_What the exercise asks_.
Find the lines containing the word "peace" and copy every one of them.

··· Material for this task

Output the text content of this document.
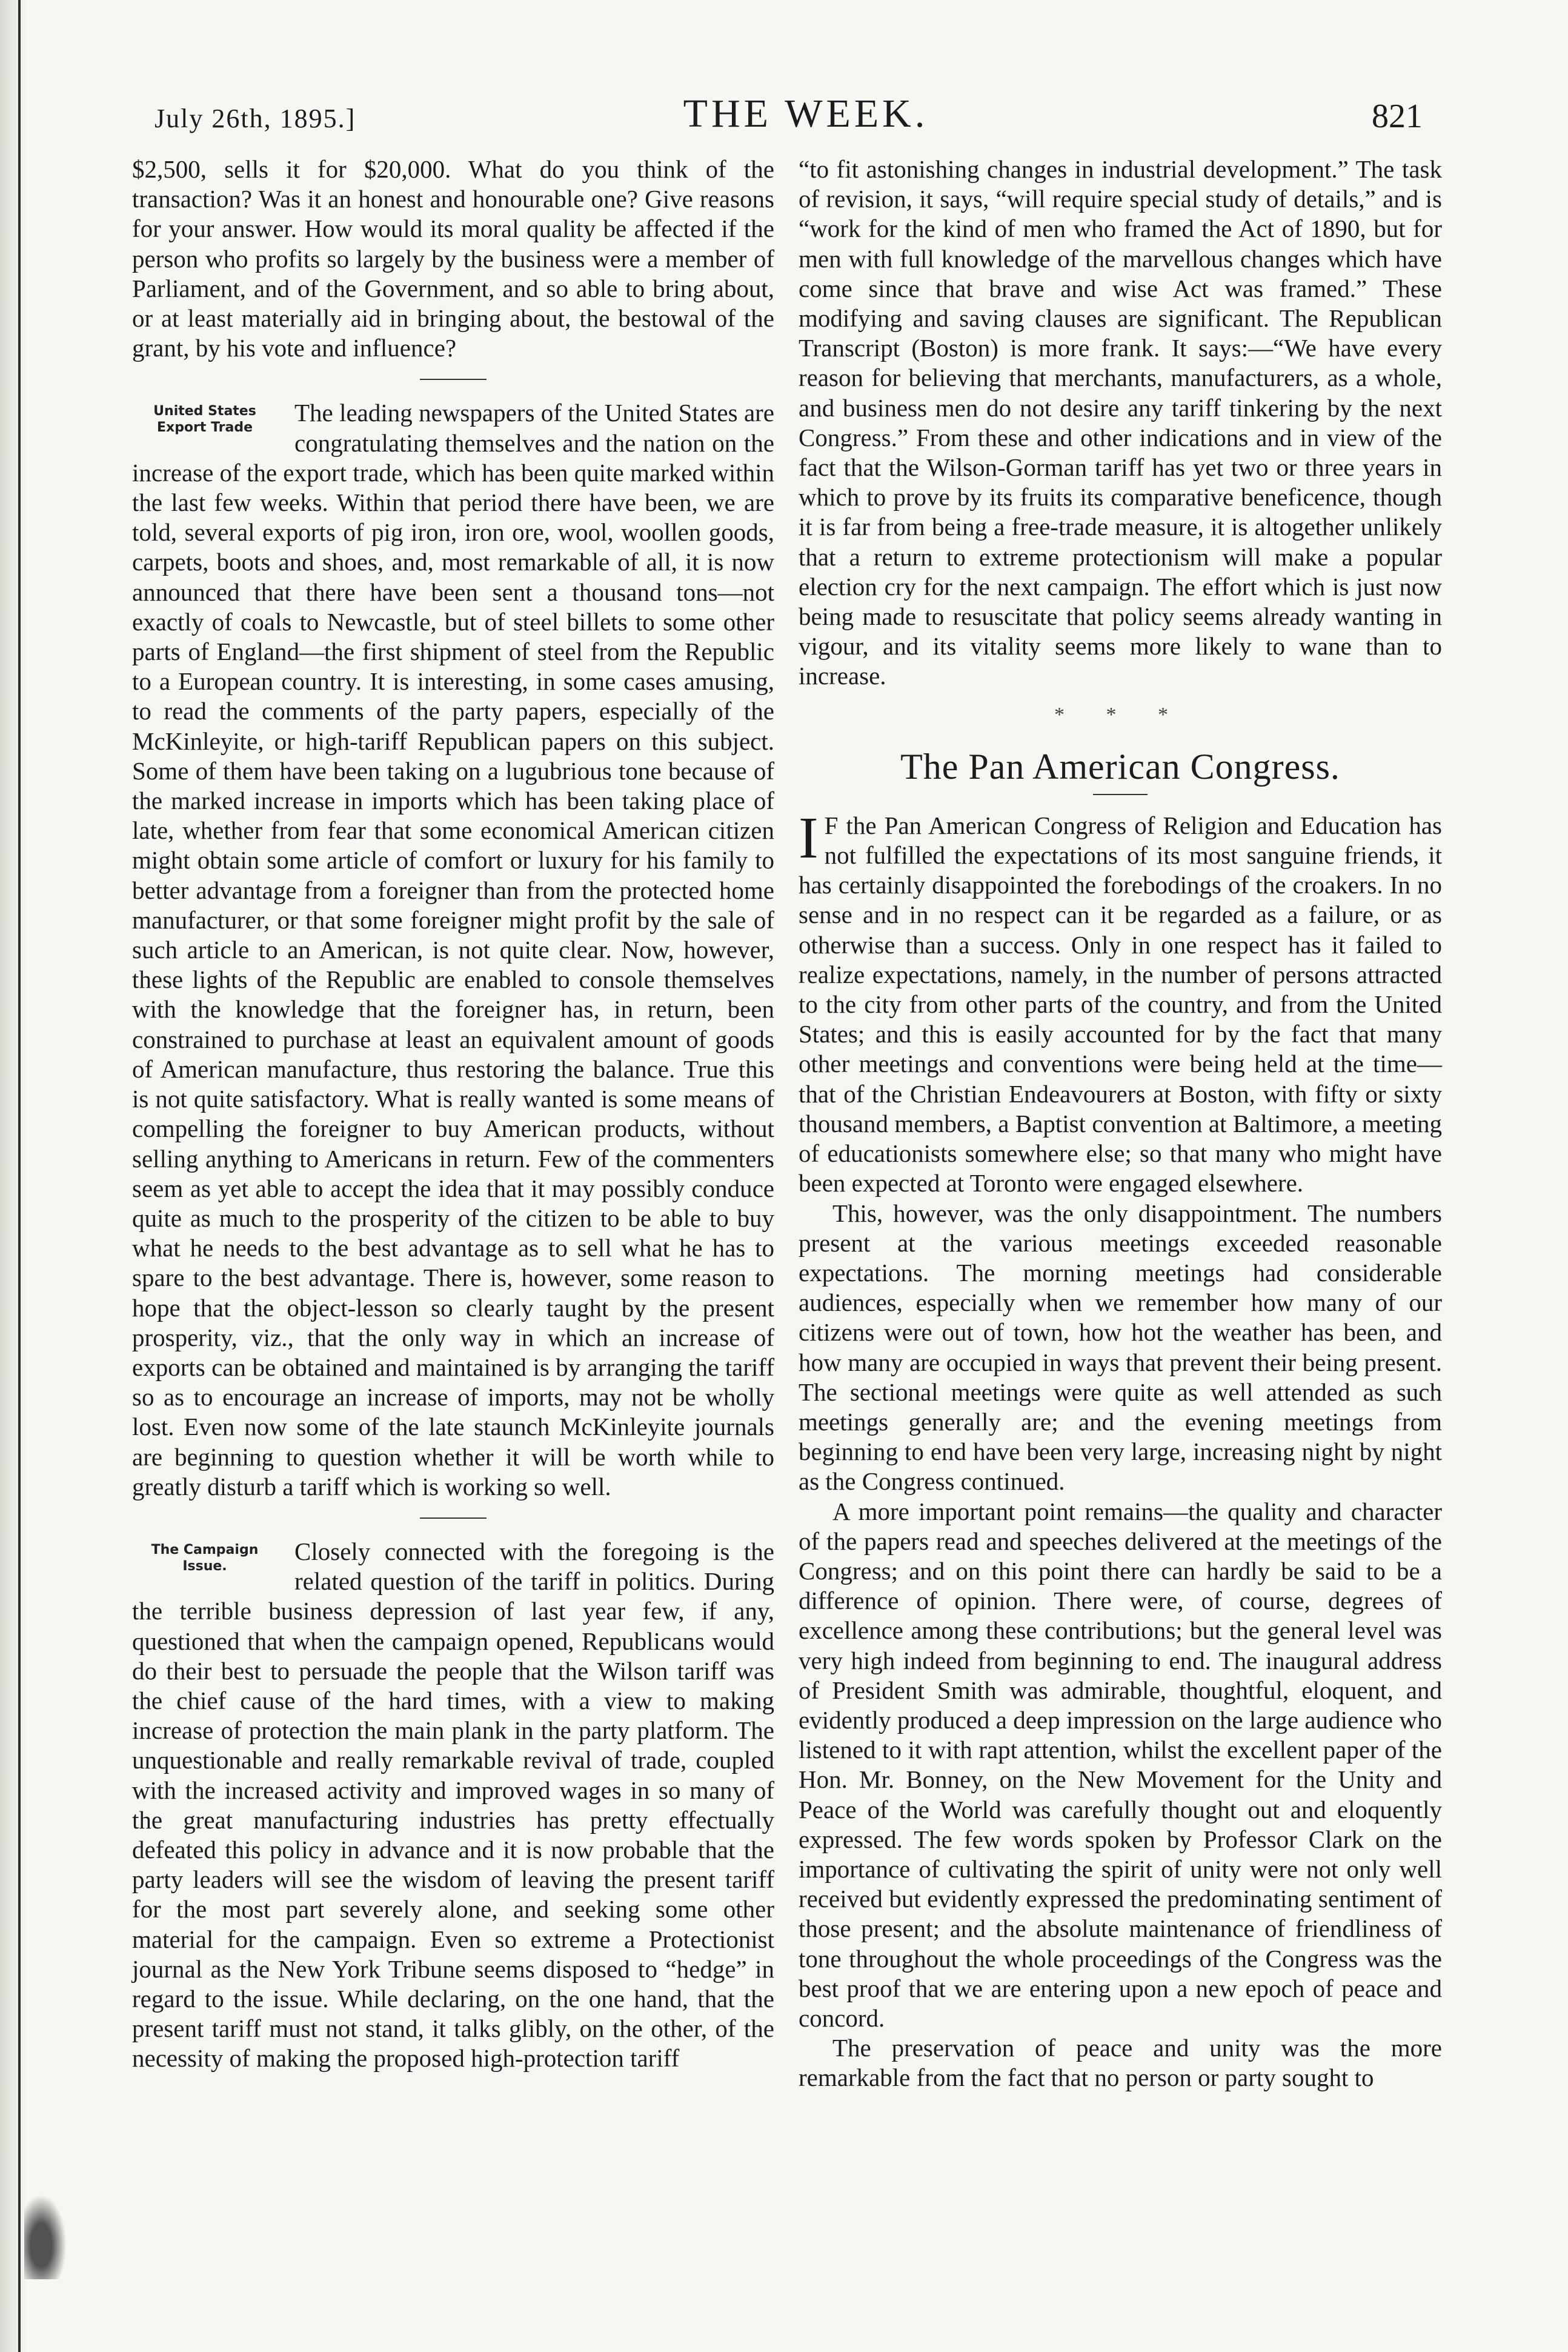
July 26th, 1895.]	THE WEEK.	821

$2,500, sells it for $20,000. What do you think of the transaction? Was it an honest and honourable one? Give reasons for your answer. How would its moral quality be affected if the person who profits so largely by the business were a member of Parliament, and of the Government, and so able to bring about, or at least materially aid in bringing about, the bestowal of the grant, by his vote and influence?

United States Export Trade

The leading newspapers of the United States are congratulating themselves and the nation on the increase of the export trade, which has been quite marked within the last few weeks. Within that period there have been, we are told, several exports of pig iron, iron ore, wool, woollen goods, carpets, boots and shoes, and, most remarkable of all, it is now announced that there have been sent a thousand tons—not exactly of coals to Newcastle, but of steel billets to some other parts of England—the first shipment of steel from the Republic to a European country. It is interesting, in some cases amusing, to read the comments of the party papers, especially of the McKinleyite, or high-tariff Republican papers on this subject. Some of them have been taking on a lugubrious tone because of the marked increase in imports which has been taking place of late, whether from fear that some economical American citizen might obtain some article of comfort or luxury for his family to better advantage from a foreigner than from the protected home manufacturer, or that some foreigner might profit by the sale of such article to an American, is not quite clear. Now, however, these lights of the Republic are enabled to console themselves with the knowledge that the foreigner has, in return, been constrained to purchase at least an equivalent amount of goods of American manufacture, thus restoring the balance. True this is not quite satisfactory. What is really wanted is some means of compelling the foreigner to buy American products, without selling anything to Americans in return. Few of the commenters seem as yet able to accept the idea that it may possibly conduce quite as much to the prosperity of the citizen to be able to buy what he needs to the best advantage as to sell what he has to spare to the best advantage. There is, however, some reason to hope that the object-lesson so clearly taught by the present prosperity, viz., that the only way in which an increase of exports can be obtained and maintained is by arranging the tariff so as to encourage an increase of imports, may not be wholly lost. Even now some of the late staunch McKinleyite journals are beginning to question whether it will be worth while to greatly disturb a tariff which is working so well.

The Campaign Issue.

Closely connected with the foregoing is the related question of the tariff in politics. During the terrible business depression of last year few, if any, questioned that when the campaign opened, Republicans would do their best to persuade the people that the Wilson tariff was the chief cause of the hard times, with a view to making increase of protection the main plank in the party platform. The unquestionable and really remarkable revival of trade, coupled with the increased activity and improved wages in so many of the great manufacturing industries has pretty effectually defeated this policy in advance and it is now probable that the party leaders will see the wisdom of leaving the present tariff for the most part severely alone, and seeking some other material for the campaign. Even so extreme a Protectionist journal as the New York Tribune seems disposed to “hedge” in regard to the issue. While declaring, on the one hand, that the present tariff must not stand, it talks glibly, on the other, of the necessity of making the proposed high-protection tariff

“to fit astonishing changes in industrial development.” The task of revision, it says, “will require special study of details,” and is “work for the kind of men who framed the Act of 1890, but for men with full knowledge of the marvellous changes which have come since that brave and wise Act was framed.” These modifying and saving clauses are significant. The Republican Transcript (Boston) is more frank. It says:—“We have every reason for believing that merchants, manufacturers, as a whole, and business men do not desire any tariff tinkering by the next Congress.” From these and other indications and in view of the fact that the Wilson-Gorman tariff has yet two or three years in which to prove by its fruits its comparative beneficence, though it is far from being a free-trade measure, it is altogether unlikely that a return to extreme protectionism will make a popular election cry for the next campaign. The effort which is just now being made to resuscitate that policy seems already wanting in vigour, and its vitality seems more likely to wane than to increase.

* * *
The Pan American Congress.

I F the Pan American Congress of Religion and Education has not fulfilled the expectations of its most sanguine friends, it has certainly disappointed the forebodings of the croakers. In no sense and in no respect can it be regarded as a failure, or as otherwise than a success. Only in one respect has it failed to realize expectations, namely, in the number of persons attracted to the city from other parts of the country, and from the United States; and this is easily accounted for by the fact that many other meetings and conventions were being held at the time—that of the Christian Endeavourers at Boston, with fifty or sixty thousand members, a Baptist convention at Baltimore, a meeting of educationists somewhere else; so that many who might have been expected at Toronto were engaged elsewhere.

This, however, was the only disappointment. The numbers present at the various meetings exceeded reasonable expectations. The morning meetings had considerable audiences, especially when we remember how many of our citizens were out of town, how hot the weather has been, and how many are occupied in ways that prevent their being present. The sectional meetings were quite as well attended as such meetings generally are; and the evening meetings from beginning to end have been very large, increasing night by night as the Congress continued.

A more important point remains—the quality and character of the papers read and speeches delivered at the meetings of the Congress; and on this point there can hardly be said to be a difference of opinion. There were, of course, degrees of excellence among these contributions; but the general level was very high indeed from beginning to end. The inaugural address of President Smith was admirable, thoughtful, eloquent, and evidently produced a deep impression on the large audience who listened to it with rapt attention, whilst the excellent paper of the Hon. Mr. Bonney, on the New Movement for the Unity and Peace of the World was carefully thought out and eloquently expressed. The few words spoken by Professor Clark on the importance of cultivating the spirit of unity were not only well received but evidently expressed the predominating sentiment of those present; and the absolute maintenance of friendliness of tone throughout the whole proceedings of the Congress was the best proof that we are entering upon a new epoch of peace and concord.

The preservation of peace and unity was the more remarkable from the fact that no person or party sought to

······

_Task solution_.
A more important point remains—the quality and character of the papers read and speeches delivered at the meetings of the Congress; and on this point there can hardly be said to be a difference of opinion. There were, of course, degrees of excellence among these contributions; but the general level was very high indeed from beginning to end. The inaugural address of President Smith was admirable, thoughtful, eloquent, and evidently produced a deep impression on the large audience who listened to it with rapt attention, whilst the excellent paper of the Hon. Mr. Bonney, on the New Movement for the Unity and Peace of the World was carefully thought out and eloquently expressed. The few words spoken by Professor Clark on the importance of cultivating the spirit of unity were not only well received but evidently expressed the predominating sentiment of those present; and the absolute maintenance of friendliness of tone throughout the whole proceedings of the Congress was the best proof that we are entering upon a new epoch of peace and concord.
The preservation of peace and unity was the more remarkable from the fact that no person or party sought to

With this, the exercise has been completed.